*DESCRIPTION OF THE TASK:* Check every line for the word "мебель" and state how many lines have it. Reply with the number alone.

BEGIN

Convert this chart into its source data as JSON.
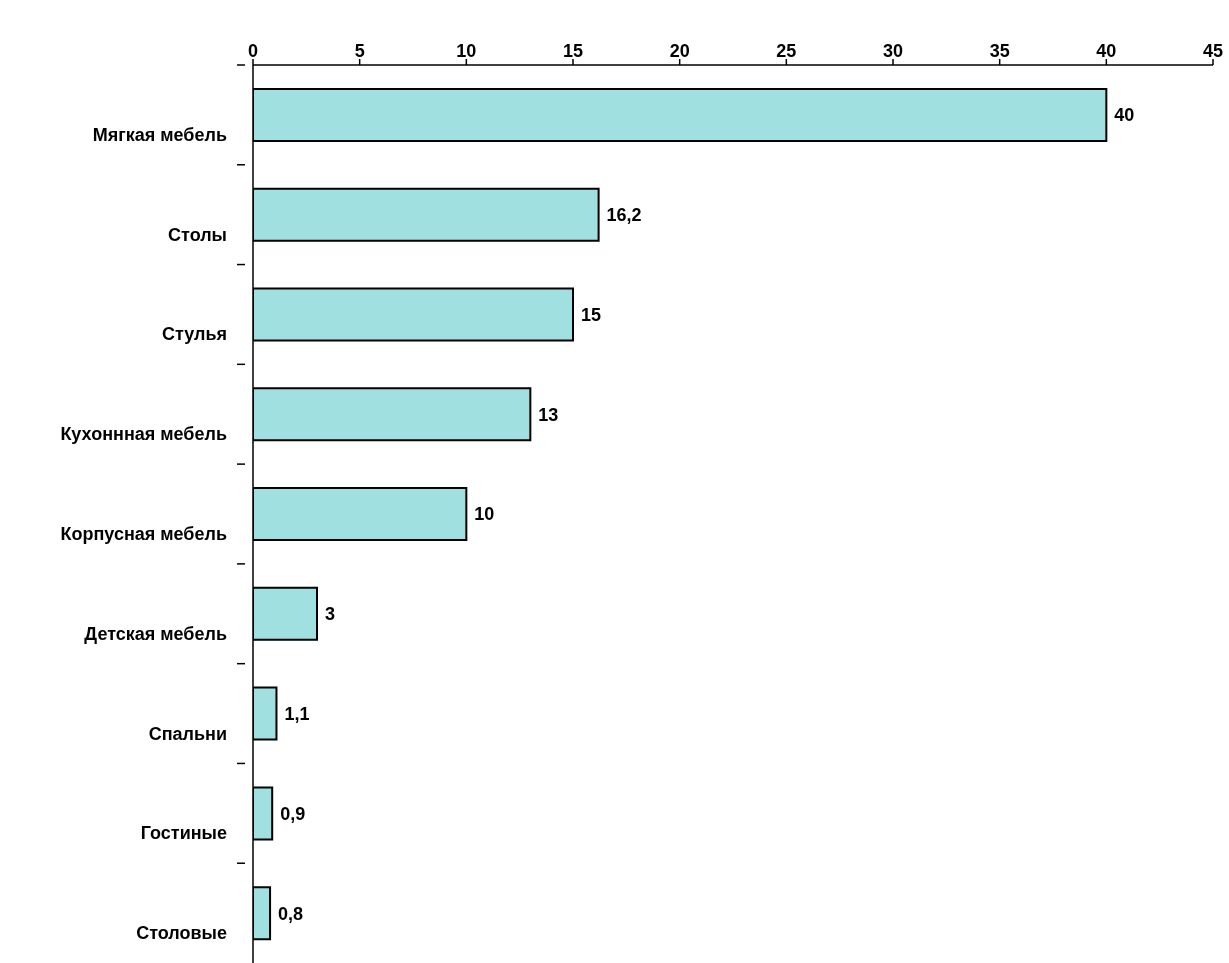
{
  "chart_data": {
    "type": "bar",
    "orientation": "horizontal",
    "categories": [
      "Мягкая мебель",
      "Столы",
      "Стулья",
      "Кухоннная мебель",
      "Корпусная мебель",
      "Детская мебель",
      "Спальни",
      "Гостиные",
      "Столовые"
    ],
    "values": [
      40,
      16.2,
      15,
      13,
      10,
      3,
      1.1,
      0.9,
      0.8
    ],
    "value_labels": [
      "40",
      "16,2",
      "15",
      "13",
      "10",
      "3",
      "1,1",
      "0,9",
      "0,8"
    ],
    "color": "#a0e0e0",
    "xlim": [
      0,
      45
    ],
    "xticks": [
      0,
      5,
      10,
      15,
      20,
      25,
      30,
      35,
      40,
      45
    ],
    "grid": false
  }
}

END

*OUTPUT:* 4